====== GIVEN INFORMATION

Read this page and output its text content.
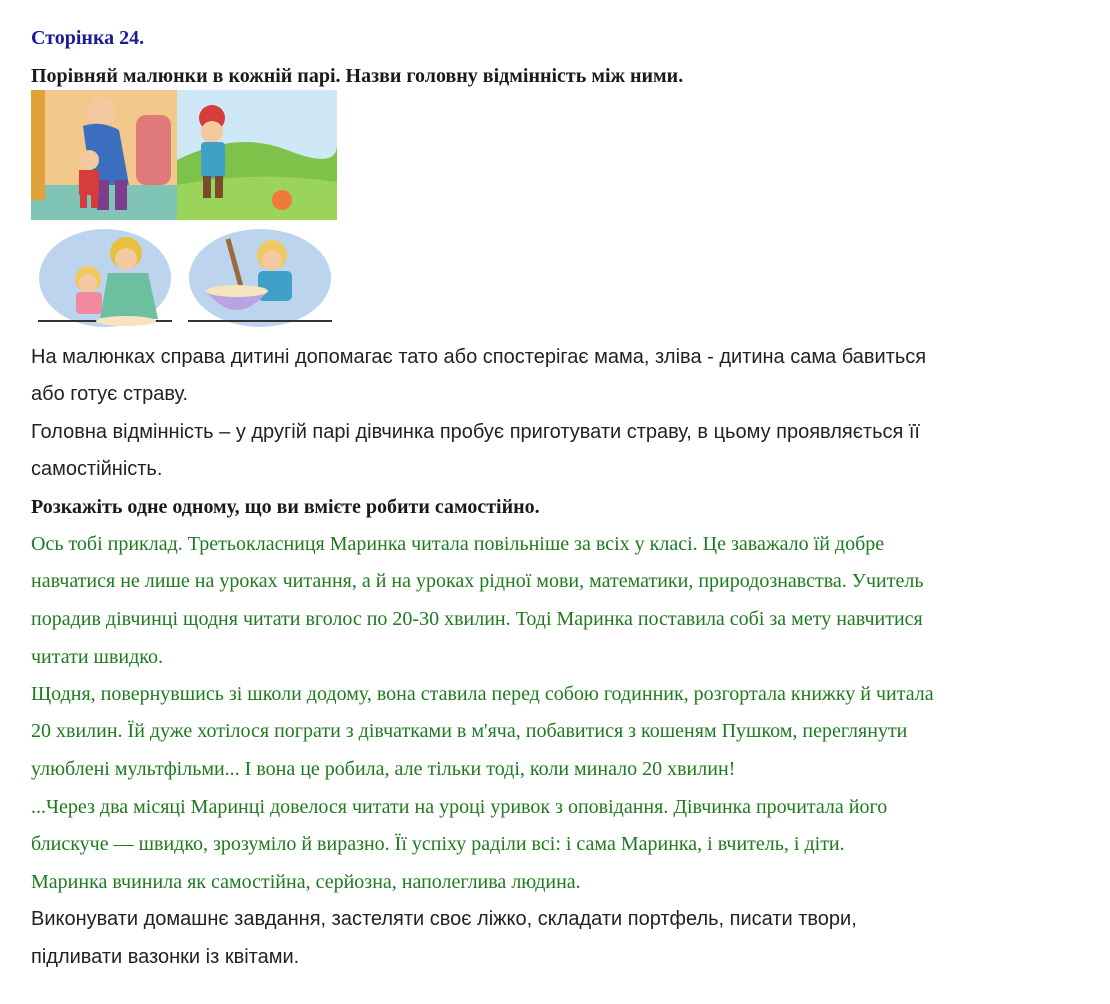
Сторінка 24.
Порівняй малюнки в кожній парі. Назви головну відмінність між ними.
На малюнках справа дитині допомагає тато або спостерігає мама, зліва - дитина сама бавиться
або готує страву.
Головна відмінність – у другій парі дівчинка пробує приготувати страву, в цьому проявляється її
самостійність.
Розкажіть одне одному, що ви вмієте робити самостійно.
Ось тобі приклад. Третьокласниця Маринка читала повільніше за всіх у класі. Це заважало їй добре
навчатися не лише на уроках читання, а й на уроках рідної мови, математики, природознавства. Учитель
порадив дівчинці щодня читати вголос по 20-30 хвилин. Тоді Маринка поставила собі за мету навчитися
читати швидко.
Щодня, повернувшись зі школи додому, вона ставила перед собою годинник, розгортала книжку й читала
20 хвилин. Їй дуже хотілося пограти з дівчатками в м'яча, побавитися з кошеням Пушком, переглянути
улюблені мультфільми... І вона це робила, але тільки тоді, коли минало 20 хвилин!
...Через два місяці Маринці довелося читати на уроці уривок з оповідання. Дівчинка прочитала його
блискуче — швидко, зрозуміло й виразно. Її успіху раділи всі: і сама Маринка, і вчитель, і діти.
Маринка вчинила як самостійна, серйозна, наполеглива людина.
Виконувати домашнє завдання, застеляти своє ліжко, складати портфель, писати твори,
підливати вазонки із квітами.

============

### THE TASK
Scan the entries above for the word "читати" and collect each line holding it.

### SOLUTION TO THIS EXERCISE
порадив дівчинці щодня читати вголос по 20-30 хвилин. Тоді Маринка поставила собі за мету навчитися
читати швидко.
...Через два місяці Маринці довелося читати на уроці уривок з оповідання. Дівчинка прочитала його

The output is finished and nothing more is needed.